Goal:
Start with the line containing "Output the text content of this document." and write out each line through the end of the listing, exactly as given.

Rows:
-----
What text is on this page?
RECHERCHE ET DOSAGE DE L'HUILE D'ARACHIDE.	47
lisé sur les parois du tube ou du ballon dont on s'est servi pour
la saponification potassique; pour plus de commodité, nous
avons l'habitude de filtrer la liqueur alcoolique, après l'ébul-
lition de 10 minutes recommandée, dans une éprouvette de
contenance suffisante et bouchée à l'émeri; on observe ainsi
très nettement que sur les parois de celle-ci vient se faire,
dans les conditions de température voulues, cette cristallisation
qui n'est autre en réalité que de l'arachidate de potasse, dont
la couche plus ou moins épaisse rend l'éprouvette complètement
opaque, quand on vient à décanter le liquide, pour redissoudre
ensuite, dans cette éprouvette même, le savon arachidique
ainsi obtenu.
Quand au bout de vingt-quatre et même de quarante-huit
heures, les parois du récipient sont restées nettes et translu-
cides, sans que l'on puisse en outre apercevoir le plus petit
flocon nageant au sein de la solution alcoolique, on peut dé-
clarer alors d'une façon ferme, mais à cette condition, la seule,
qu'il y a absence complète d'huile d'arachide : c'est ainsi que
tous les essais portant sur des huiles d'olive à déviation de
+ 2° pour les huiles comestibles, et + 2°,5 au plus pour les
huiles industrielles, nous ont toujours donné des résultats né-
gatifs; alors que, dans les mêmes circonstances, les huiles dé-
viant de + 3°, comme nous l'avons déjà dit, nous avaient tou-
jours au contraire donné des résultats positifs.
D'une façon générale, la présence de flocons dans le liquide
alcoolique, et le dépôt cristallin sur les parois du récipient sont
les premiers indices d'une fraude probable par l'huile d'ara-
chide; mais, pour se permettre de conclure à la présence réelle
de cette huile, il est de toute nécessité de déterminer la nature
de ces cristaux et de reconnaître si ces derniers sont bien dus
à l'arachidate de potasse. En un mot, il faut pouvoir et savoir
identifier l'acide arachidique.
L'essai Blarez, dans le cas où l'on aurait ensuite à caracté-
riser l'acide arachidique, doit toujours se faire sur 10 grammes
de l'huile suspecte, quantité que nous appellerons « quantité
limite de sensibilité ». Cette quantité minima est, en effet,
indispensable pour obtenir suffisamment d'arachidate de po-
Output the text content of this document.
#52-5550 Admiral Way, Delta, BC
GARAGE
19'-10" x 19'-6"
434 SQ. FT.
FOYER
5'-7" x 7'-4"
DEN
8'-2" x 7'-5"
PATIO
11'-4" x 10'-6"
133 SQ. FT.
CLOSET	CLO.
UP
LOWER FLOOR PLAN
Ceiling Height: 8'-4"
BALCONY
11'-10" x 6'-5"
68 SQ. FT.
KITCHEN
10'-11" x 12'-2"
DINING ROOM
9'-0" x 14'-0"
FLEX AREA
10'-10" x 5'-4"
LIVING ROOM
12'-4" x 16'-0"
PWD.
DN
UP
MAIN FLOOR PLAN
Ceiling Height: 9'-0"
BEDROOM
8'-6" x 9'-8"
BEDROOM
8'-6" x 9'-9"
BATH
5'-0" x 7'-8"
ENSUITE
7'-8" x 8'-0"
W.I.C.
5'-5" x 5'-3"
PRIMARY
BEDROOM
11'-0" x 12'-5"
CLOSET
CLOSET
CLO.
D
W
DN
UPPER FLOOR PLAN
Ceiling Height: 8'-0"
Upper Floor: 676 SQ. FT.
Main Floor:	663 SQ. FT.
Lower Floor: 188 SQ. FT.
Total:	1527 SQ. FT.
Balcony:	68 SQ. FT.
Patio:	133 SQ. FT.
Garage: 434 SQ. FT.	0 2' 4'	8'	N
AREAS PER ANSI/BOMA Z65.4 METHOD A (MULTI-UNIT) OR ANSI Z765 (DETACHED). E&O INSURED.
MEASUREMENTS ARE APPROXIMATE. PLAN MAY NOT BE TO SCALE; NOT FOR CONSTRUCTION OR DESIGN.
-----
Solution:
Output the text content of this document.
#52-5550 Admiral Way, Delta, BC
GARAGE
19'-10" x 19'-6"
434 SQ. FT.
FOYER
5'-7" x 7'-4"
DEN
8'-2" x 7'-5"
PATIO
11'-4" x 10'-6"
133 SQ. FT.
CLOSET	CLO.
UP
LOWER FLOOR PLAN
Ceiling Height: 8'-4"
BALCONY
11'-10" x 6'-5"
68 SQ. FT.
KITCHEN
10'-11" x 12'-2"
DINING ROOM
9'-0" x 14'-0"
FLEX AREA
10'-10" x 5'-4"
LIVING ROOM
12'-4" x 16'-0"
PWD.
DN
UP
MAIN FLOOR PLAN
Ceiling Height: 9'-0"
BEDROOM
8'-6" x 9'-8"
BEDROOM
8'-6" x 9'-9"
BATH
5'-0" x 7'-8"
ENSUITE
7'-8" x 8'-0"
W.I.C.
5'-5" x 5'-3"
PRIMARY
BEDROOM
11'-0" x 12'-5"
CLOSET
CLOSET
CLO.
D
W
DN
UPPER FLOOR PLAN
Ceiling Height: 8'-0"
Upper Floor: 676 SQ. FT.
Main Floor:	663 SQ. FT.
Lower Floor: 188 SQ. FT.
Total:	1527 SQ. FT.
Balcony:	68 SQ. FT.
Patio:	133 SQ. FT.
Garage: 434 SQ. FT.	0 2' 4'	8'	N
AREAS PER ANSI/BOMA Z65.4 METHOD A (MULTI-UNIT) OR ANSI Z765 (DETACHED). E&O INSURED.
MEASUREMENTS ARE APPROXIMATE. PLAN MAY NOT BE TO SCALE; NOT FOR CONSTRUCTION OR DESIGN.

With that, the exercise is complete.